• _Dataset records_:
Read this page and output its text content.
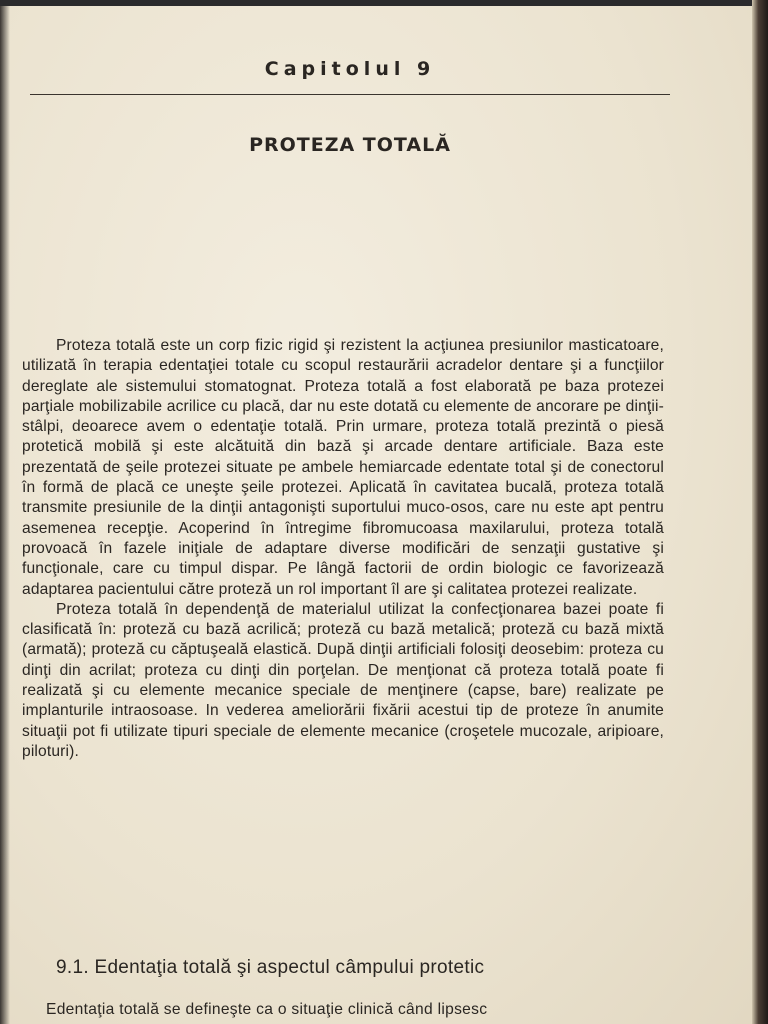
Capitolul 9
PROTEZA TOTALĂ

Proteza totală este un corp fizic rigid şi rezistent la acţiunea presiunilor masticatoare, utilizată în terapia edentaţiei totale cu scopul restaurării acradelor dentare şi a funcţiilor dereglate ale sistemului stomatognat. Proteza totală a fost elaborată pe baza protezei parţiale mobilizabile acrilice cu placă, dar nu este dotată cu elemente de ancorare pe dinţii-stâlpi, deoarece avem o edentaţie totală. Prin urmare, proteza totală prezintă o piesă protetică mobilă şi este alcătuită din bază şi arcade dentare artificiale. Baza este prezentată de şeile protezei situate pe ambele hemiarcade edentate total şi de conectorul în formă de placă ce uneşte şeile protezei. Aplicată în cavitatea bucală, proteza totală transmite presiunile de la dinţii antagonişti suportului muco-osos, care nu este apt pentru asemenea recepţie. Acoperind în întregime fibromucoasa maxilarului, proteza totală provoacă în fazele iniţiale de adaptare diverse modificări de senzaţii gustative şi funcţionale, care cu timpul dispar. Pe lângă factorii de ordin biologic ce favorizează adaptarea pacientului către proteză un rol important îl are şi calitatea protezei realizate.

Proteza totală în dependenţă de materialul utilizat la confecţionarea bazei poate fi clasificată în: proteză cu bază acrilică; proteză cu bază metalică; proteză cu bază mixtă (armată); proteză cu căptuşeală elastică. După dinţii artificiali folosiţi deosebim: proteza cu dinţi din acrilat; proteza cu dinţi din porţelan. De menţionat că proteza totală poate fi realizată şi cu elemente mecanice speciale de menţinere (capse, bare) realizate pe implanturile intraosoase. In vederea ameliorării fixării acestui tip de proteze în anumite situaţii pot fi utilizate tipuri speciale de elemente mecanice (croşetele mucozale, aripioare, piloturi).

9.1. Edentaţia totală şi aspectul câmpului protetic
Edentaţia totală se defineşte ca o situaţie clinică când lipsesc
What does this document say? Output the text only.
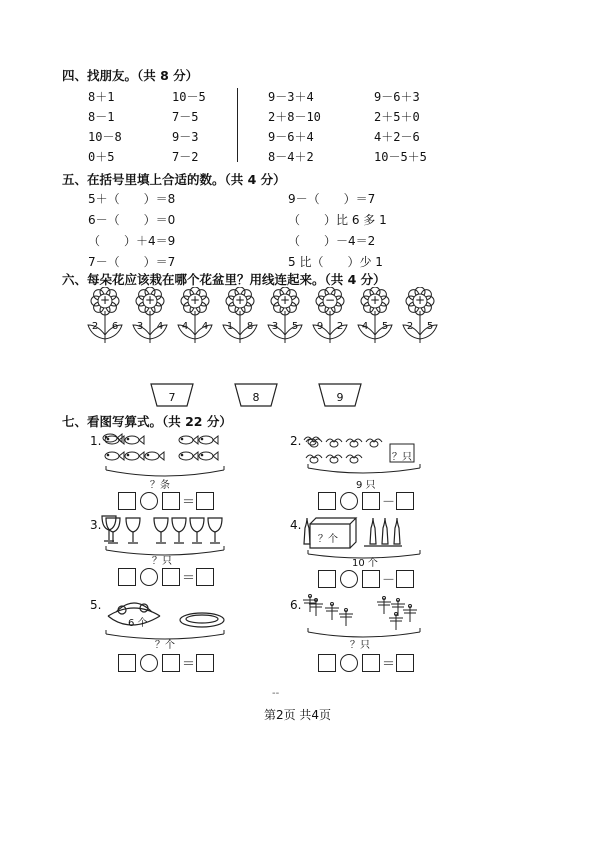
四、找朋友。（共 8 分）
8＋1
8－1
10－8
0＋5
10－5
7－5
9－3
7－2
9－3＋4
2＋8－10
9－6＋4
8－4＋2
9－6＋3
2＋5＋0
4＋2－6
10－5＋5
五、在括号里填上合适的数。（共 4 分）
5＋（　　）＝8
6－（　　）＝0
（　　）＋4＝9
7－（　　）＝7
9－（　　）＝7
（　　）比 6 多 1
（　　）－4＝2
5 比（　　）少 1
六、每朵花应该栽在哪个花盆里？用线连起来。（共 4 分）
+
2 6
+
3 4
+
4 4
+
1 8
+
3 5
−
9 2
+
4 5
+
2 5
7	8	9
七、看图写算式。（共 22 分）
1.
？条
＝
2.
？只
9 只
－
3.
？只
＝
4.
？个
10 个
－
5.
6 个
？个
＝
6.
？只
＝
--
第2页 共4页
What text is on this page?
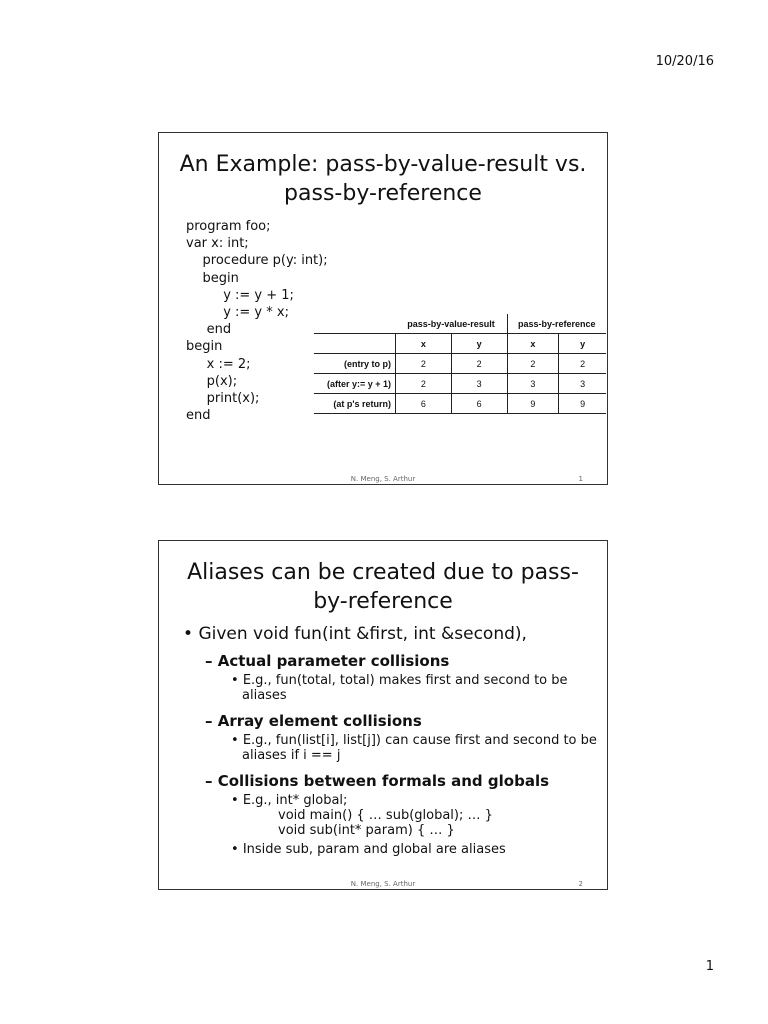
10/20/16
An Example: pass-by-value-result vs.
pass-by-reference
program foo;
var x: int;
procedure p(y: int);
begin
y := y + 1;
y := y * x;
end
begin
x := 2;
p(x);
print(x);
end
	pass-by-value-result		pass-by-reference	
	x	y	x	y
(entry to p)	2	2	2	2
(after y:= y + 1)	2	3	3	3
(at p's return)	6	6	9	9
N. Meng, S. Arthur	1
Aliases can be created due to pass-
by-reference
• Given void fun(int &first, int &second),
– Actual parameter collisions
• E.g., fun(total, total) makes first and second to be aliases
– Array element collisions
• E.g., fun(list[i], list[j]) can cause first and second to be aliases if i == j
– Collisions between formals and globals
• E.g., int* global;
void main() { … sub(global); … }
void sub(int* param) { … }
• Inside sub, param and global are aliases
N. Meng, S. Arthur	2
1
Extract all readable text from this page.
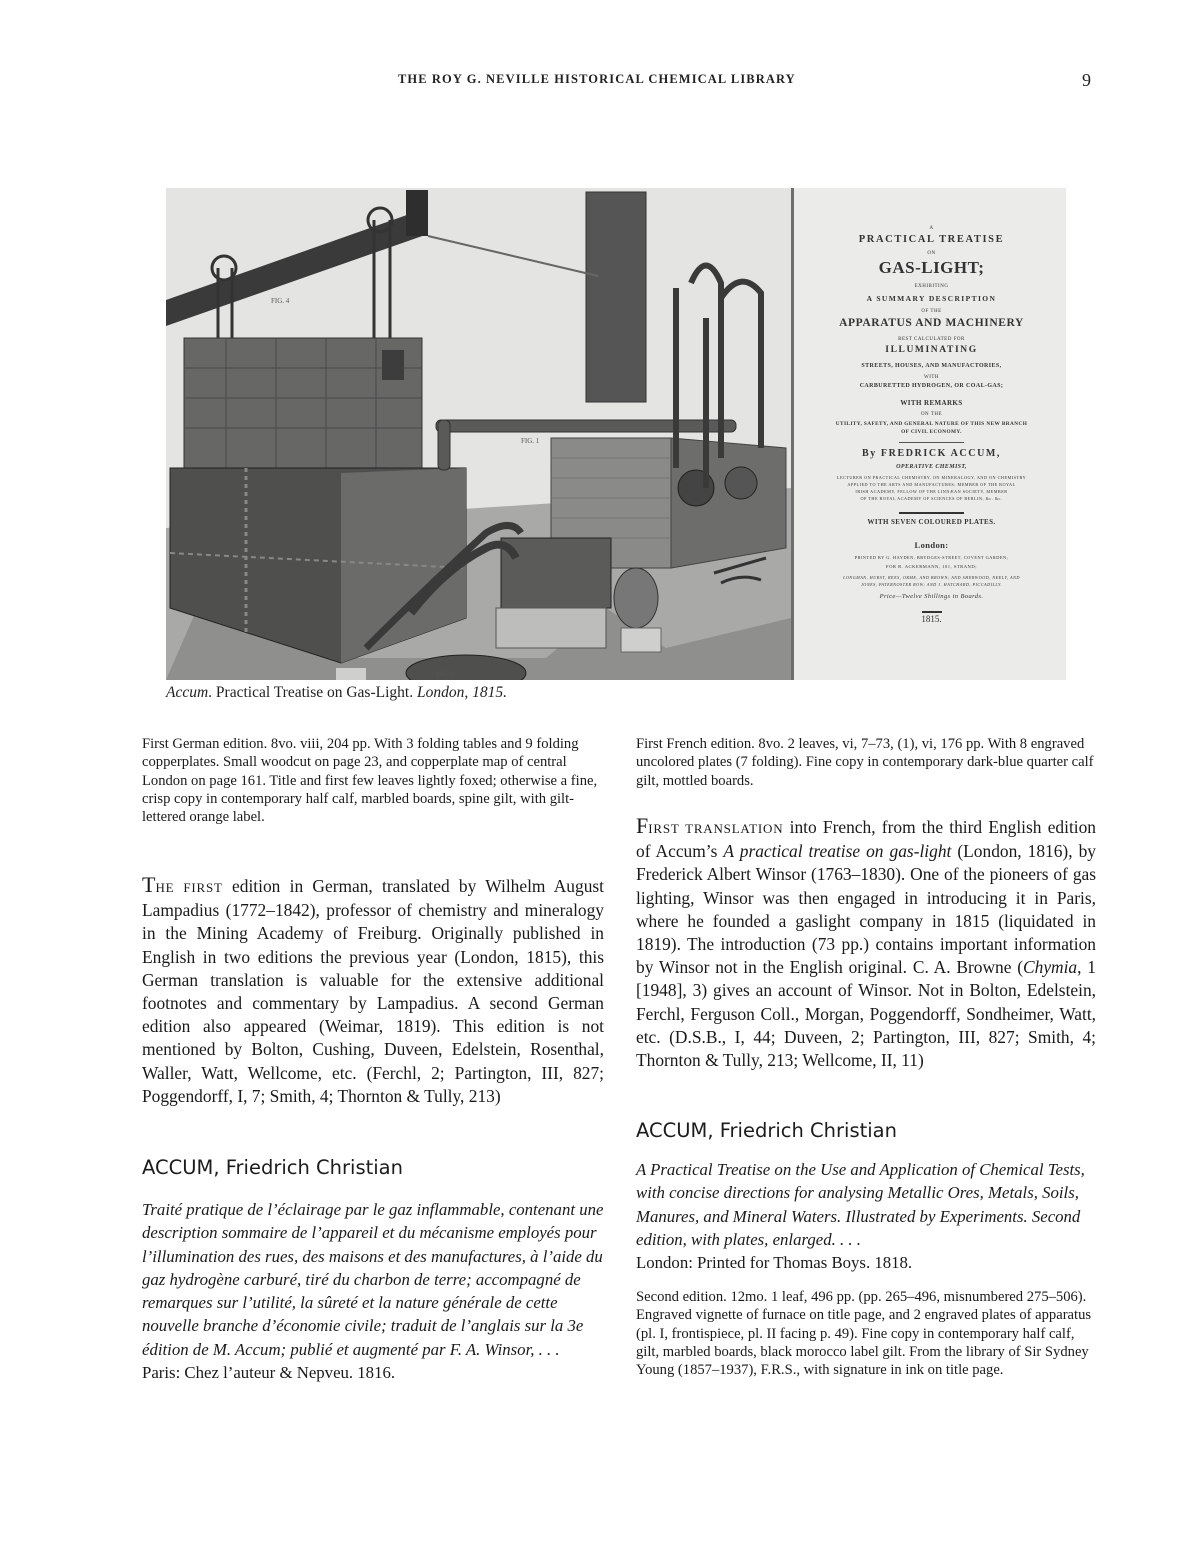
THE ROY G. NEVILLE HISTORICAL CHEMICAL LIBRARY	9
FIG. 4
FIG. 1
FIG. 2
A
PRACTICAL TREATISE
ON
GAS-LIGHT;
EXHIBITING
A SUMMARY DESCRIPTION
OF THE
APPARATUS AND MACHINERY
BEST CALCULATED FOR
ILLUMINATING
STREETS, HOUSES, AND MANUFACTORIES,
WITH
CARBURETTED HYDROGEN, OR COAL-GAS;
WITH REMARKS
ON THE
UTILITY, SAFETY, AND GENERAL NATURE OF THIS NEW BRANCH
OF CIVIL ECONOMY.
By FREDRICK ACCUM,
OPERATIVE CHEMIST,
LECTURER ON PRACTICAL CHEMISTRY, ON MINERALOGY, AND ON CHEMISTRY
APPLIED TO THE ARTS AND MANUFACTURES; MEMBER OF THE ROYAL
IRISH ACADEMY, FELLOW OF THE LINNÆAN SOCIETY, MEMBER
OF THE ROYAL ACADEMY OF SCIENCES OF BERLIN, &c. &c.
WITH SEVEN COLOURED PLATES.
London:
PRINTED BY G. HAYDEN, BRYDGES-STREET, COVENT GARDEN;
FOR R. ACKERMANN, 101, STRAND;
LONGMAN, HURST, REES, ORME, AND BROWN; AND SHERWOOD, NEELY, AND
JONES, PATERNOSTER ROW; AND J. HATCHARD, PICCADILLY.
Price—Twelve Shillings in Boards.
1815.
Accum. Practical Treatise on Gas-Light. London, 1815.

First German edition. 8vo. viii, 204 pp. With 3 folding tables and 9 folding copperplates. Small woodcut on page 23, and copperplate map of central London on page 161. Title and first few leaves lightly foxed; otherwise a fine, crisp copy in contemporary half calf, marbled boards, spine gilt, with gilt-lettered orange label.

THE FIRST edition in German, translated by Wilhelm August Lampadius (1772–1842), professor of chemistry and mineralogy in the Mining Academy of Freiburg. Originally published in English in two editions the previous year (London, 1815), this German translation is valuable for the extensive additional footnotes and commentary by Lampadius. A second German edition also appeared (Weimar, 1819). This edition is not mentioned by Bolton, Cushing, Duveen, Edelstein, Rosenthal, Waller, Watt, Wellcome, etc. (Ferchl, 2; Partington, III, 827; Poggendorff, I, 7; Smith, 4; Thornton & Tully, 213)

ACCUM, Friedrich Christian

Traité pratique de l’éclairage par le gaz inflammable, contenant une description sommaire de l’appareil et du mécanisme employés pour l’illumination des rues, des maisons et des manufactures, à l’aide du gaz hydrogène carburé, tiré du charbon de terre; accompagné de remarques sur l’utilité, la sûreté et la nature générale de cette nouvelle branche d’économie civile; traduit de l’anglais sur la 3e édition de M. Accum; publié et augmenté par F. A. Winsor, . . .

Paris: Chez l’auteur & Nepveu. 1816.

First French edition. 8vo. 2 leaves, vi, 7–73, (1), vi, 176 pp. With 8 engraved uncolored plates (7 folding). Fine copy in contemporary dark-blue quarter calf gilt, mottled boards.

FIRST TRANSLATION into French, from the third English edition of Accum’s A practical treatise on gas-light (London, 1816), by Frederick Albert Winsor (1763–1830). One of the pioneers of gas lighting, Winsor was then engaged in introducing it in Paris, where he founded a gaslight company in 1815 (liquidated in 1819). The introduction (73 pp.) contains important information by Winsor not in the English original. C. A. Browne (Chymia, 1 [1948], 3) gives an account of Winsor. Not in Bolton, Edelstein, Ferchl, Ferguson Coll., Morgan, Poggendorff, Sondheimer, Watt, etc. (D.S.B., I, 44; Duveen, 2; Partington, III, 827; Smith, 4; Thornton & Tully, 213; Wellcome, II, 11)

ACCUM, Friedrich Christian

A Practical Treatise on the Use and Application of Chemical Tests, with concise directions for analysing Metallic Ores, Metals, Soils, Manures, and Mineral Waters. Illustrated by Experiments. Second edition, with plates, enlarged. . . .

London: Printed for Thomas Boys. 1818.

Second edition. 12mo. 1 leaf, 496 pp. (pp. 265–496, misnumbered 275–506). Engraved vignette of furnace on title page, and 2 engraved plates of apparatus (pl. I, frontispiece, pl. II facing p. 49). Fine copy in contemporary half calf, gilt, marbled boards, black morocco label gilt. From the library of Sir Sydney Young (1857–1937), F.R.S., with signature in ink on title page.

• _Instructions for the task_:
Find each line with the string "text" and copy it out.

• _Exercise response_:
Read this page and output its text content.
What does this document say? Output the text only.
What text is on this page?
Extract all readable text from this page.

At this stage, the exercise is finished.